Determine how many lines of the entries contain "code". Reply with that number alone.

==== RECORD EXTRACTS ====

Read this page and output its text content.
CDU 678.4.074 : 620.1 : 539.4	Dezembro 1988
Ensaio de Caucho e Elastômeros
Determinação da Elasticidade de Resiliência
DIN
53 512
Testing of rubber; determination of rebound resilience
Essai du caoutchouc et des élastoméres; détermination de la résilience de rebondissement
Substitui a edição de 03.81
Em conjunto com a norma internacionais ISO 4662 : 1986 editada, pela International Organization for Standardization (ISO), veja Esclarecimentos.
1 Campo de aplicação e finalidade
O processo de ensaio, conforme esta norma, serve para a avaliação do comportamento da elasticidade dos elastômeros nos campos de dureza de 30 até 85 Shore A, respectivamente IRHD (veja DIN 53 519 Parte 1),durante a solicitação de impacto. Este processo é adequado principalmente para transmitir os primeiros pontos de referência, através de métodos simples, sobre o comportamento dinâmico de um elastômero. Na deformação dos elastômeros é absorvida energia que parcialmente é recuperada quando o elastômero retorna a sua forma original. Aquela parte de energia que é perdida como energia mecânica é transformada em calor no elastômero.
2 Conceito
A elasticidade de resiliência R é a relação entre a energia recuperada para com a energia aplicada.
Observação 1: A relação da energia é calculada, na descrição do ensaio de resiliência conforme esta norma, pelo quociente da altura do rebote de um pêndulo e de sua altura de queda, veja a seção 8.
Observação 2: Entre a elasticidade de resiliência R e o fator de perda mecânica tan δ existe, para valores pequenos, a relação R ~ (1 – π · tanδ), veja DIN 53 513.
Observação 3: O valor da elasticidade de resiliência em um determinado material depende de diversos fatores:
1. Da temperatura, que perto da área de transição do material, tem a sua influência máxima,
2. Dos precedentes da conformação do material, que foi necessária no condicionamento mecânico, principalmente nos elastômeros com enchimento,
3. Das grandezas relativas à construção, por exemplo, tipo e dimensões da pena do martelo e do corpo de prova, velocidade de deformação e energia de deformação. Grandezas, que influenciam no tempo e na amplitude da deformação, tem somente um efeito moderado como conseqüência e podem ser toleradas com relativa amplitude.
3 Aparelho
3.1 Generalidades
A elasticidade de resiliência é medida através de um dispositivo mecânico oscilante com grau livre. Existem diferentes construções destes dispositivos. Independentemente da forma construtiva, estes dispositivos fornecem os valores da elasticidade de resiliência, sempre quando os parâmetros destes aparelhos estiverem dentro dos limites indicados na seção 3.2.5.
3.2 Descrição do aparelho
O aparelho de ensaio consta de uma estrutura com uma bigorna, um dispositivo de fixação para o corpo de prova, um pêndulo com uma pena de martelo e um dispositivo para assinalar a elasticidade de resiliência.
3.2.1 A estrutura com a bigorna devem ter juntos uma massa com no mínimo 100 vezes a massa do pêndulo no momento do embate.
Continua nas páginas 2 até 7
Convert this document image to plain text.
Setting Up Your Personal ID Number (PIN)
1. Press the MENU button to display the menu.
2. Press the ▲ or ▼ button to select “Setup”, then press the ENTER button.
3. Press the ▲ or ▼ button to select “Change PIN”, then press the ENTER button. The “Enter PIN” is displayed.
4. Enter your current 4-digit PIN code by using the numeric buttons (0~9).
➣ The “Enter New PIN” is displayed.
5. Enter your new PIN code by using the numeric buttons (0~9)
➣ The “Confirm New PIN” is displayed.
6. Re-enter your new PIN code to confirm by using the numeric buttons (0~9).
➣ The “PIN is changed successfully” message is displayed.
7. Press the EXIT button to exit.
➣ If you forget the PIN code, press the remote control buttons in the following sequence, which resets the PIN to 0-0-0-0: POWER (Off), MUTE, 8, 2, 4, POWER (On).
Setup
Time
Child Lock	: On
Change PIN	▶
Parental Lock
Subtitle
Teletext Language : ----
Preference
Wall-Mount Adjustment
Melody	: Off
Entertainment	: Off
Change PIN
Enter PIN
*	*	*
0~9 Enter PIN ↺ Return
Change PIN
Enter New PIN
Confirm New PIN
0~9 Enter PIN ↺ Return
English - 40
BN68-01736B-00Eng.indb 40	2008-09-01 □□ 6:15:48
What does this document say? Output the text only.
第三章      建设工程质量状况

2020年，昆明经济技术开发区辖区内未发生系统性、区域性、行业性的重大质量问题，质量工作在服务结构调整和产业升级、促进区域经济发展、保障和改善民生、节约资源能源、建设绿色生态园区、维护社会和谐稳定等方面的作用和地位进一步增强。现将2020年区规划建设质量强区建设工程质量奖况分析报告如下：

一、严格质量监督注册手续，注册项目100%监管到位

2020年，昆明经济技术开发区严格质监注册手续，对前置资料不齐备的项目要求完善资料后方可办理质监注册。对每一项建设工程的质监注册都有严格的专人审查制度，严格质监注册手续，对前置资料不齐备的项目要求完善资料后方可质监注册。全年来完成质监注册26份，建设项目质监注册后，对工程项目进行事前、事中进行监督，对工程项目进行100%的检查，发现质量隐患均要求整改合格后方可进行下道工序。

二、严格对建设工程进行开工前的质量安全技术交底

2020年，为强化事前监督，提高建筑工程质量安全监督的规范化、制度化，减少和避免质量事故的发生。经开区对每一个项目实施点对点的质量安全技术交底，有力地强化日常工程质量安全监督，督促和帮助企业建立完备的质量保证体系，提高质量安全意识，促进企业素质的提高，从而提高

====

• **TASK RESPONSE**
4